***** RAW RECORDS
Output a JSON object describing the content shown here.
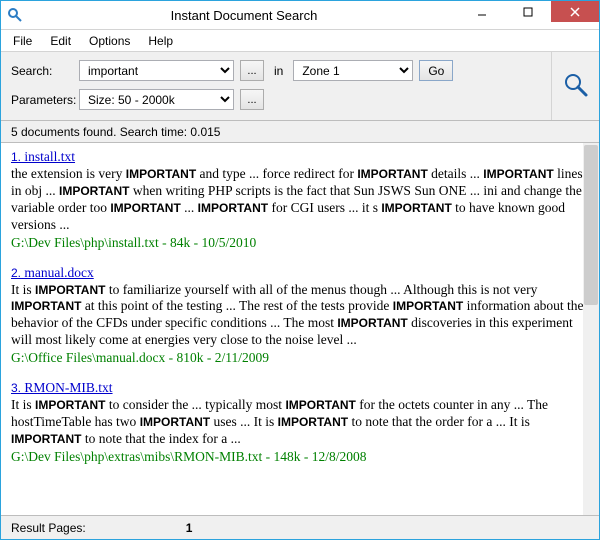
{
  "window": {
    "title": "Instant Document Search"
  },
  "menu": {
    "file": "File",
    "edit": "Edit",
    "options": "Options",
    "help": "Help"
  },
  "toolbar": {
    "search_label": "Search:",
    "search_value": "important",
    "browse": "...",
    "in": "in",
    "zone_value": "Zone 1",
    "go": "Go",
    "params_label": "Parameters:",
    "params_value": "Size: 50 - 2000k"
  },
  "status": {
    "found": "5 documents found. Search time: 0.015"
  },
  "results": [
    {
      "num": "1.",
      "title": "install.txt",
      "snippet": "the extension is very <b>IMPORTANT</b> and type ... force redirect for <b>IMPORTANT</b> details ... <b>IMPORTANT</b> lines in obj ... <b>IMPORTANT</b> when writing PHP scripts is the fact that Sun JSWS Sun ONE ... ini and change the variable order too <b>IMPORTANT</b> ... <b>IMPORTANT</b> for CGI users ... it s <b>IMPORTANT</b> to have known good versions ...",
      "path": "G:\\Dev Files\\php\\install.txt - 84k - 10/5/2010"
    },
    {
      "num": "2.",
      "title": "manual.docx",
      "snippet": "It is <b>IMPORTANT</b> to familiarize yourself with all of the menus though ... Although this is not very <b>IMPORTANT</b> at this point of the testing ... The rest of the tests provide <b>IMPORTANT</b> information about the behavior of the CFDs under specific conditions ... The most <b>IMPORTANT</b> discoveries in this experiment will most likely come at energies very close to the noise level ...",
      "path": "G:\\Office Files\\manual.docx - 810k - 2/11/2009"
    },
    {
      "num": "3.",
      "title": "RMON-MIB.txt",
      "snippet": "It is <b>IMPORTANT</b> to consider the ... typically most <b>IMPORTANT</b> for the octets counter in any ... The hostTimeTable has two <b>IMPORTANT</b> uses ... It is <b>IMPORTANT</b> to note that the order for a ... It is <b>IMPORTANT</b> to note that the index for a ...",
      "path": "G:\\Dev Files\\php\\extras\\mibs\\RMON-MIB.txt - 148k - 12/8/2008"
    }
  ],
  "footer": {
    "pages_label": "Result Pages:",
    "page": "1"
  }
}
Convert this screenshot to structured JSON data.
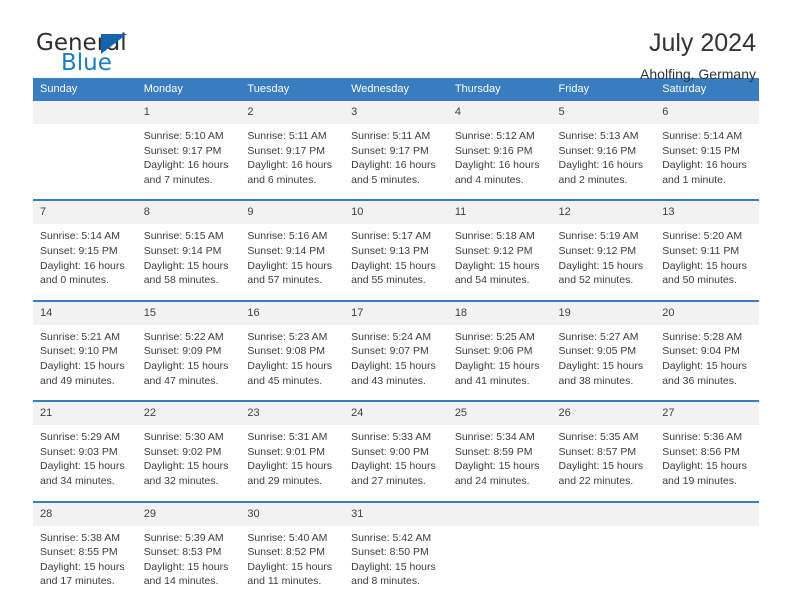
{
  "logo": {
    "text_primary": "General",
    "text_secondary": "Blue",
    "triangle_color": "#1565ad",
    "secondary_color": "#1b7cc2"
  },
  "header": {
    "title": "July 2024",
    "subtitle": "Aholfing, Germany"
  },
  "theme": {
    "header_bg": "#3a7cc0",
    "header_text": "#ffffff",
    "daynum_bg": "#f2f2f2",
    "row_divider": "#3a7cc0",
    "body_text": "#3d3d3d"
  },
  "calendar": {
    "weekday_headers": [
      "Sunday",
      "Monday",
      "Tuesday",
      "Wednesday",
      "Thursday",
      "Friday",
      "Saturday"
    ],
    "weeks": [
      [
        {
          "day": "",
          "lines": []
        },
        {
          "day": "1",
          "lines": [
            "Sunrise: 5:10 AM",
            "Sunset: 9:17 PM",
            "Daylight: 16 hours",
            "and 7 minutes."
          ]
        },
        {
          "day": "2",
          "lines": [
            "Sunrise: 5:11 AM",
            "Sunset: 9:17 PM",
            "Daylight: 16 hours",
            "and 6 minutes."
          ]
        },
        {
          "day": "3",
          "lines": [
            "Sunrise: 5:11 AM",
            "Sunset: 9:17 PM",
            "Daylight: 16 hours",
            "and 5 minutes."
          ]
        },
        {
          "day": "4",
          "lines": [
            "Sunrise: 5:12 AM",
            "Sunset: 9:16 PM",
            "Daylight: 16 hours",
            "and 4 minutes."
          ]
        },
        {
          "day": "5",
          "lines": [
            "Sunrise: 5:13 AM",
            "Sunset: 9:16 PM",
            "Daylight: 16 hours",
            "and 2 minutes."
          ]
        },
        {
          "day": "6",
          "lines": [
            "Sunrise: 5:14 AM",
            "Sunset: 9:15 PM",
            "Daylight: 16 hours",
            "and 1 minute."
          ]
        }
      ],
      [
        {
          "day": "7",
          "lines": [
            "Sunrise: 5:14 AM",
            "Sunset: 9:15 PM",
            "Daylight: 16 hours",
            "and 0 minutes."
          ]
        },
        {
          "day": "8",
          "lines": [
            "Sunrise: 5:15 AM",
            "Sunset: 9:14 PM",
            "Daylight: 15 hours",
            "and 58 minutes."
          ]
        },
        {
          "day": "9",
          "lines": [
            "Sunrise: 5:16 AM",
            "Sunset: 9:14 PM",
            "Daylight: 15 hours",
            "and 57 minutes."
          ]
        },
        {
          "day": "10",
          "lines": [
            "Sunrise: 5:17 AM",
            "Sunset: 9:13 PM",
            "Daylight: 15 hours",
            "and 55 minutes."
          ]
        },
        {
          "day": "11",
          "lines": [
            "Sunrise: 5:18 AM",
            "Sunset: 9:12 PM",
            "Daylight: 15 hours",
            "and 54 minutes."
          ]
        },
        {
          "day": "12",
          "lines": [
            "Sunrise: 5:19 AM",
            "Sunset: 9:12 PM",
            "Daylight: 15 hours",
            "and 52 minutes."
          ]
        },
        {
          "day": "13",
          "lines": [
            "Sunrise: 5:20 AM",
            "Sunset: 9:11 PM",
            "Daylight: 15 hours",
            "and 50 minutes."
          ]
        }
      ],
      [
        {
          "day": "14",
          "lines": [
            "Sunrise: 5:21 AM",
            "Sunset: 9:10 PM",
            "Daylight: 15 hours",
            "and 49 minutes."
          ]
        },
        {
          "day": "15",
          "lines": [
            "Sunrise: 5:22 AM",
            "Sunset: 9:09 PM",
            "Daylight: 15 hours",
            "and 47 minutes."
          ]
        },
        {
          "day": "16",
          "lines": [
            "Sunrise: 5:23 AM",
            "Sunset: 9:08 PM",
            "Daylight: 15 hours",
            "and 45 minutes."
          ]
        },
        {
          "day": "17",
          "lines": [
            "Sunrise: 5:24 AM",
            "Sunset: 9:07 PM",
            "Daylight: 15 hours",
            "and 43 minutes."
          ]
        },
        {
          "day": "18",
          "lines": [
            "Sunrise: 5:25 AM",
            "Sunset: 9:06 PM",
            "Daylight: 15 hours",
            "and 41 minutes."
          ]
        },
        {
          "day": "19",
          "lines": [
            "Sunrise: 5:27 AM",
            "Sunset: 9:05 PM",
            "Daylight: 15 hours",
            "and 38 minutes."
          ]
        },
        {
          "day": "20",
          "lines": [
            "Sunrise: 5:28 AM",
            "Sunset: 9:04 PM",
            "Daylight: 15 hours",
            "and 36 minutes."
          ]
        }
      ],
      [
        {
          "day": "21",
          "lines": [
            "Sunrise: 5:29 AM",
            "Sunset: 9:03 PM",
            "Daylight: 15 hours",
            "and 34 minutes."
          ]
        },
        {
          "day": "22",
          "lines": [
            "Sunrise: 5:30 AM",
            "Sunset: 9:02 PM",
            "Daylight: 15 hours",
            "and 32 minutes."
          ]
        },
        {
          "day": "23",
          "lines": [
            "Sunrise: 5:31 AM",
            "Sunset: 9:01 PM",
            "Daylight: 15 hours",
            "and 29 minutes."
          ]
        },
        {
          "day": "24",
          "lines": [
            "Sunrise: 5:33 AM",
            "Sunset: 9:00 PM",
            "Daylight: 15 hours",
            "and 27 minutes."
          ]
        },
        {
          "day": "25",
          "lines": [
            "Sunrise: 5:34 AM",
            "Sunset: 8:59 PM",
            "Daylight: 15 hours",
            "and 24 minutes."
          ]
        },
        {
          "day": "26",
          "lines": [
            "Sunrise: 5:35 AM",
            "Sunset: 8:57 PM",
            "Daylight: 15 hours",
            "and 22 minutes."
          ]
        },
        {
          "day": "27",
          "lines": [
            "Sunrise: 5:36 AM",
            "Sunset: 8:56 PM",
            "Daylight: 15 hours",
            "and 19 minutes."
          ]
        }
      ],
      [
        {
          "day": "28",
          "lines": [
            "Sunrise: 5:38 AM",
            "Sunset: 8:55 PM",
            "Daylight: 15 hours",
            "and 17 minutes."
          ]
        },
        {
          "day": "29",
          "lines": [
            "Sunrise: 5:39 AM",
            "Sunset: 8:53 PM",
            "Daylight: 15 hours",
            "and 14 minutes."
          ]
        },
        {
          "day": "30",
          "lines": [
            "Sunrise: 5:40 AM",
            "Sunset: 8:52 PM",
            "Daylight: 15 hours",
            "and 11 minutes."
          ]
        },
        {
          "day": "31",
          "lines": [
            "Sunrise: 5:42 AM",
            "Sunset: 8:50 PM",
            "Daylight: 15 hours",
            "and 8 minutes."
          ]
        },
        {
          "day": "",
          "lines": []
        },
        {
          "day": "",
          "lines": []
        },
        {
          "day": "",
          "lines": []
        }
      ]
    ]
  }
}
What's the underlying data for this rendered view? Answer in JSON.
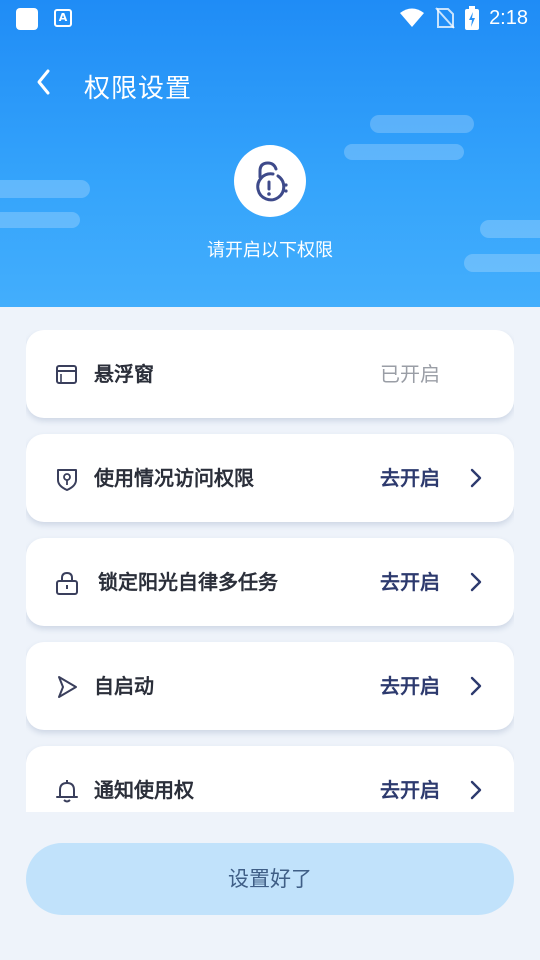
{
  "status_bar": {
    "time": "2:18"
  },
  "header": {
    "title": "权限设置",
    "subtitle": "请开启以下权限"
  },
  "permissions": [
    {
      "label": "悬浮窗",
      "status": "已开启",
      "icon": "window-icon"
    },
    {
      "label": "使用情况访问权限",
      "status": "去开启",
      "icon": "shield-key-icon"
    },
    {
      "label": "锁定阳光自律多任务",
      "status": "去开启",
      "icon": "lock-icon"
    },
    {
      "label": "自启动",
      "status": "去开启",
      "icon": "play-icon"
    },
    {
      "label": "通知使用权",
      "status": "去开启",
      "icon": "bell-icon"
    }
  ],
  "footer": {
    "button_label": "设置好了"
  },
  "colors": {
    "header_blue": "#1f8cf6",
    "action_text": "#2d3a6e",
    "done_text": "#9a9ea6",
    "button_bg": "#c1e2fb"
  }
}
**********
▶ [SHORT PROBLEM]: Using the records above, gather all lines where the string "icon" is present.

▶ [ANSWER IN FULL]:
      "icon": "window-icon"
      "icon": "shield-key-icon"
      "icon": "lock-icon"
      "icon": "play-icon"
      "icon": "bell-icon"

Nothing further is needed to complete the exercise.